• **Aim of the exercise**
Produce an exact copy of all the data below, dropping every image.

——

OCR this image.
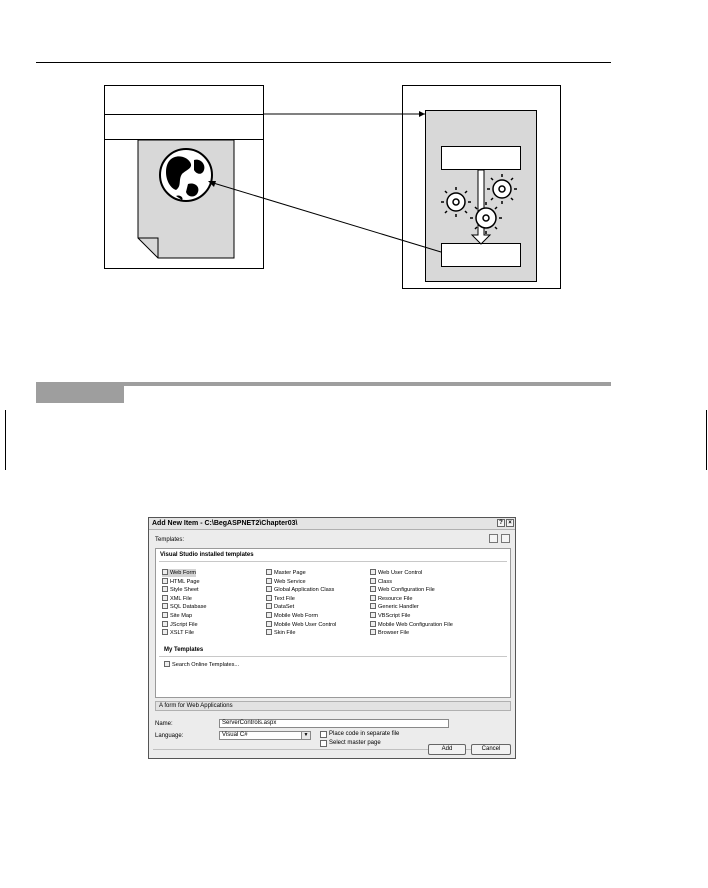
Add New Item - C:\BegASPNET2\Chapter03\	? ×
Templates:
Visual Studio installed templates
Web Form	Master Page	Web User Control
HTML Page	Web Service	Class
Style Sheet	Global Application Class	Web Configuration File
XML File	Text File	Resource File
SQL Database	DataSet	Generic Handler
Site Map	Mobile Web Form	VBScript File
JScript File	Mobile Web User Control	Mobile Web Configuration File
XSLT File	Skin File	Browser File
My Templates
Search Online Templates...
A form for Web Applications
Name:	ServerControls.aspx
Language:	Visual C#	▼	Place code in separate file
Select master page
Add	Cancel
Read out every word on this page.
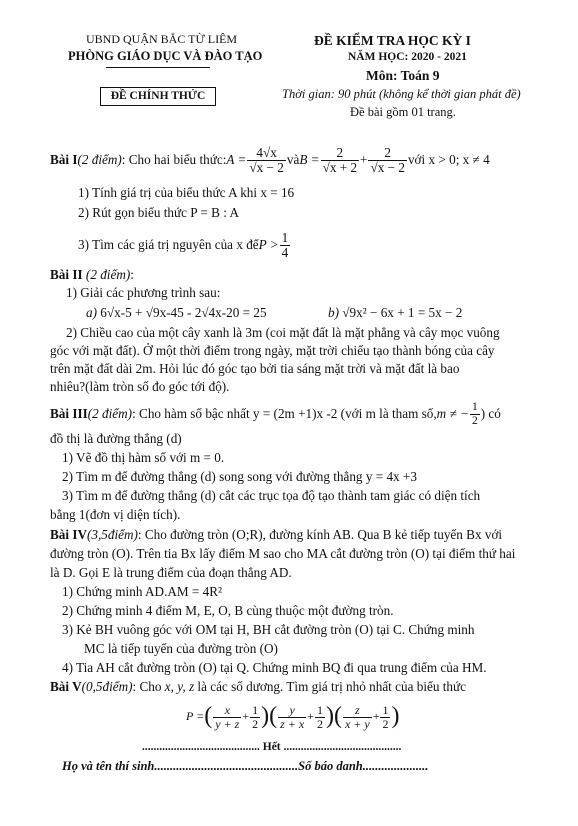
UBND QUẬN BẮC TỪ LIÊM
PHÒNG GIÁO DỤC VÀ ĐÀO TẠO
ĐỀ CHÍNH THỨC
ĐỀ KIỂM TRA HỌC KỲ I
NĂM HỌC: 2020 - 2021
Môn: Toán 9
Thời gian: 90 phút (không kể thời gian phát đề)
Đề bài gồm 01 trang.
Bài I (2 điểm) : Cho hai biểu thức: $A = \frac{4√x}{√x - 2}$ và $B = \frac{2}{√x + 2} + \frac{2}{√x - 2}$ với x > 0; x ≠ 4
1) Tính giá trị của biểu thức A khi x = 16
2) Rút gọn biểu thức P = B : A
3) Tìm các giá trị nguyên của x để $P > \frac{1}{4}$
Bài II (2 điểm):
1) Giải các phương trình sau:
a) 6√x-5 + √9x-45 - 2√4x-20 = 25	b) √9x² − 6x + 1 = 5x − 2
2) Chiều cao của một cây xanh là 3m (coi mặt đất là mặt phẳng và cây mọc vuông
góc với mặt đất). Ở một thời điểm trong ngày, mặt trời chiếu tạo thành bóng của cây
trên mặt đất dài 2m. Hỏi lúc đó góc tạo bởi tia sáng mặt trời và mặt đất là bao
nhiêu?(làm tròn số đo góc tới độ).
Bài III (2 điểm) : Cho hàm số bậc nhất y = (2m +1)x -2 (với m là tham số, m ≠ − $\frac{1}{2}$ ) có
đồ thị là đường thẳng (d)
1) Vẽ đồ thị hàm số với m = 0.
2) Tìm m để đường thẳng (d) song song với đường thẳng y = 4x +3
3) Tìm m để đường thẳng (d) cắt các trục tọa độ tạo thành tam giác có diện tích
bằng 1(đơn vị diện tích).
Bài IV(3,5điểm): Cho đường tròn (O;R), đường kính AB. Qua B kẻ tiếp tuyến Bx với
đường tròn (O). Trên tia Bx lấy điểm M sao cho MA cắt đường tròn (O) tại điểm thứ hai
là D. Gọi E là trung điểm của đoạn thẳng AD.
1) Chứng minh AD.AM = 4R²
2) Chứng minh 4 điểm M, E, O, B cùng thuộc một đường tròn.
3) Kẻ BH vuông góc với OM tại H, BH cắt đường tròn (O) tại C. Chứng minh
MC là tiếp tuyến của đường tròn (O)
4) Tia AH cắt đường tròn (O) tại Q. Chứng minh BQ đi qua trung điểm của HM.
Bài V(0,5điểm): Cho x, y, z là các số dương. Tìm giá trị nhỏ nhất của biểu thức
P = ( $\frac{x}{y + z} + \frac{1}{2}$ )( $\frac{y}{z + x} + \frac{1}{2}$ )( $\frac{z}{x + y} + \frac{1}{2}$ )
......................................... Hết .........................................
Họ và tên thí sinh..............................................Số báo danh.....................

——

• **In response**
OCR this image.
Add New Item - C:\BegASPNET2\Chapter03\	? ×
Templates:
Visual Studio installed templates
Web Form	Master Page	Web User Control
HTML Page	Web Service	Class
Style Sheet	Global Application Class	Web Configuration File
XML File	Text File	Resource File
SQL Database	DataSet	Generic Handler
Site Map	Mobile Web Form	VBScript File
JScript File	Mobile Web User Control	Mobile Web Configuration File
XSLT File	Skin File	Browser File
My Templates
Search Online Templates...
A form for Web Applications
Name:	ServerControls.aspx
Language:	Visual C#	▼	Place code in separate file
Select master page
Add	Cancel
Read out every word on this page.
UBND QUẬN BẮC TỪ LIÊM
PHÒNG GIÁO DỤC VÀ ĐÀO TẠO
ĐỀ CHÍNH THỨC
ĐỀ KIỂM TRA HỌC KỲ I
NĂM HỌC: 2020 - 2021
Môn: Toán 9
Thời gian: 90 phút (không kể thời gian phát đề)
Đề bài gồm 01 trang.
Bài I (2 điểm) : Cho hai biểu thức: $A = \frac{4√x}{√x - 2}$ và $B = \frac{2}{√x + 2} + \frac{2}{√x - 2}$ với x > 0; x ≠ 4
1) Tính giá trị của biểu thức A khi x = 16
2) Rút gọn biểu thức P = B : A
3) Tìm các giá trị nguyên của x để $P > \frac{1}{4}$
Bài II (2 điểm):
1) Giải các phương trình sau:
a) 6√x-5 + √9x-45 - 2√4x-20 = 25	b) √9x² − 6x + 1 = 5x − 2
2) Chiều cao của một cây xanh là 3m (coi mặt đất là mặt phẳng và cây mọc vuông
góc với mặt đất). Ở một thời điểm trong ngày, mặt trời chiếu tạo thành bóng của cây
trên mặt đất dài 2m. Hỏi lúc đó góc tạo bởi tia sáng mặt trời và mặt đất là bao
nhiêu?(làm tròn số đo góc tới độ).
Bài III (2 điểm) : Cho hàm số bậc nhất y = (2m +1)x -2 (với m là tham số, m ≠ − $\frac{1}{2}$ ) có
đồ thị là đường thẳng (d)
1) Vẽ đồ thị hàm số với m = 0.
2) Tìm m để đường thẳng (d) song song với đường thẳng y = 4x +3
3) Tìm m để đường thẳng (d) cắt các trục tọa độ tạo thành tam giác có diện tích
bằng 1(đơn vị diện tích).
Bài IV(3,5điểm): Cho đường tròn (O;R), đường kính AB. Qua B kẻ tiếp tuyến Bx với
đường tròn (O). Trên tia Bx lấy điểm M sao cho MA cắt đường tròn (O) tại điểm thứ hai
là D. Gọi E là trung điểm của đoạn thẳng AD.
1) Chứng minh AD.AM = 4R²
2) Chứng minh 4 điểm M, E, O, B cùng thuộc một đường tròn.
3) Kẻ BH vuông góc với OM tại H, BH cắt đường tròn (O) tại C. Chứng minh
MC là tiếp tuyến của đường tròn (O)
4) Tia AH cắt đường tròn (O) tại Q. Chứng minh BQ đi qua trung điểm của HM.
Bài V(0,5điểm): Cho x, y, z là các số dương. Tìm giá trị nhỏ nhất của biểu thức
P = ( $\frac{x}{y + z} + \frac{1}{2}$ )( $\frac{y}{z + x} + \frac{1}{2}$ )( $\frac{z}{x + y} + \frac{1}{2}$ )
......................................... Hết .........................................
Họ và tên thí sinh..............................................Số báo danh.....................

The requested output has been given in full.